◆ **WORK TO BE COMPLETED**
Skip the images. Copy the records exactly as written.

◆ **DATA SUPPLIED**
--------------------------------
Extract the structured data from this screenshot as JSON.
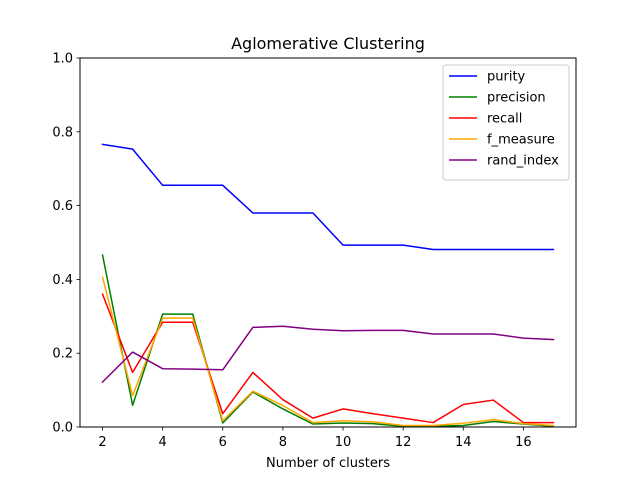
{
  "chart_data": {
    "type": "line",
    "title": "Aglomerative Clustering",
    "xlabel": "Number of clusters",
    "ylabel": "",
    "xlim": [
      1.25,
      17.75
    ],
    "ylim": [
      0,
      1.0
    ],
    "x": [
      2,
      3,
      4,
      5,
      6,
      7,
      8,
      9,
      10,
      11,
      12,
      13,
      14,
      15,
      16,
      17
    ],
    "xticks": [
      2,
      4,
      6,
      8,
      10,
      12,
      14,
      16
    ],
    "yticks": [
      0.0,
      0.2,
      0.4,
      0.6,
      0.8,
      1.0
    ],
    "ytick_labels": [
      "0.0",
      "0.2",
      "0.4",
      "0.6",
      "0.8",
      "1.0"
    ],
    "legend_position": "top-right",
    "grid": false,
    "series": [
      {
        "name": "purity",
        "color": "#0000ff",
        "values": [
          0.766,
          0.753,
          0.655,
          0.655,
          0.655,
          0.58,
          0.58,
          0.58,
          0.493,
          0.493,
          0.493,
          0.481,
          0.481,
          0.481,
          0.481,
          0.481
        ]
      },
      {
        "name": "precision",
        "color": "#008000",
        "values": [
          0.466,
          0.059,
          0.306,
          0.306,
          0.011,
          0.095,
          0.049,
          0.008,
          0.011,
          0.009,
          0.002,
          0.002,
          0.004,
          0.015,
          0.008,
          0.002
        ]
      },
      {
        "name": "recall",
        "color": "#ff0000",
        "values": [
          0.36,
          0.148,
          0.284,
          0.284,
          0.036,
          0.148,
          0.074,
          0.024,
          0.049,
          0.036,
          0.024,
          0.012,
          0.061,
          0.073,
          0.012,
          0.012
        ]
      },
      {
        "name": "f_measure",
        "color": "#ffa500",
        "values": [
          0.406,
          0.085,
          0.295,
          0.295,
          0.017,
          0.097,
          0.058,
          0.012,
          0.017,
          0.014,
          0.004,
          0.004,
          0.01,
          0.02,
          0.009,
          0.004
        ]
      },
      {
        "name": "rand_index",
        "color": "#800080",
        "values": [
          0.122,
          0.203,
          0.158,
          0.157,
          0.155,
          0.27,
          0.273,
          0.265,
          0.261,
          0.262,
          0.262,
          0.252,
          0.252,
          0.252,
          0.241,
          0.237
        ]
      }
    ]
  }
}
--------------------------------
◆ **OUTPUT BELOW**
Extract the structured data from this screenshot as JSON.
{
  "chart_data": {
    "type": "line",
    "title": "Aglomerative Clustering",
    "xlabel": "Number of clusters",
    "ylabel": "",
    "xlim": [
      1.25,
      17.75
    ],
    "ylim": [
      0,
      1.0
    ],
    "x": [
      2,
      3,
      4,
      5,
      6,
      7,
      8,
      9,
      10,
      11,
      12,
      13,
      14,
      15,
      16,
      17
    ],
    "xticks": [
      2,
      4,
      6,
      8,
      10,
      12,
      14,
      16
    ],
    "yticks": [
      0.0,
      0.2,
      0.4,
      0.6,
      0.8,
      1.0
    ],
    "ytick_labels": [
      "0.0",
      "0.2",
      "0.4",
      "0.6",
      "0.8",
      "1.0"
    ],
    "legend_position": "top-right",
    "grid": false,
    "series": [
      {
        "name": "purity",
        "color": "#0000ff",
        "values": [
          0.766,
          0.753,
          0.655,
          0.655,
          0.655,
          0.58,
          0.58,
          0.58,
          0.493,
          0.493,
          0.493,
          0.481,
          0.481,
          0.481,
          0.481,
          0.481
        ]
      },
      {
        "name": "precision",
        "color": "#008000",
        "values": [
          0.466,
          0.059,
          0.306,
          0.306,
          0.011,
          0.095,
          0.049,
          0.008,
          0.011,
          0.009,
          0.002,
          0.002,
          0.004,
          0.015,
          0.008,
          0.002
        ]
      },
      {
        "name": "recall",
        "color": "#ff0000",
        "values": [
          0.36,
          0.148,
          0.284,
          0.284,
          0.036,
          0.148,
          0.074,
          0.024,
          0.049,
          0.036,
          0.024,
          0.012,
          0.061,
          0.073,
          0.012,
          0.012
        ]
      },
      {
        "name": "f_measure",
        "color": "#ffa500",
        "values": [
          0.406,
          0.085,
          0.295,
          0.295,
          0.017,
          0.097,
          0.058,
          0.012,
          0.017,
          0.014,
          0.004,
          0.004,
          0.01,
          0.02,
          0.009,
          0.004
        ]
      },
      {
        "name": "rand_index",
        "color": "#800080",
        "values": [
          0.122,
          0.203,
          0.158,
          0.157,
          0.155,
          0.27,
          0.273,
          0.265,
          0.261,
          0.262,
          0.262,
          0.252,
          0.252,
          0.252,
          0.241,
          0.237
        ]
      }
    ]
  }
}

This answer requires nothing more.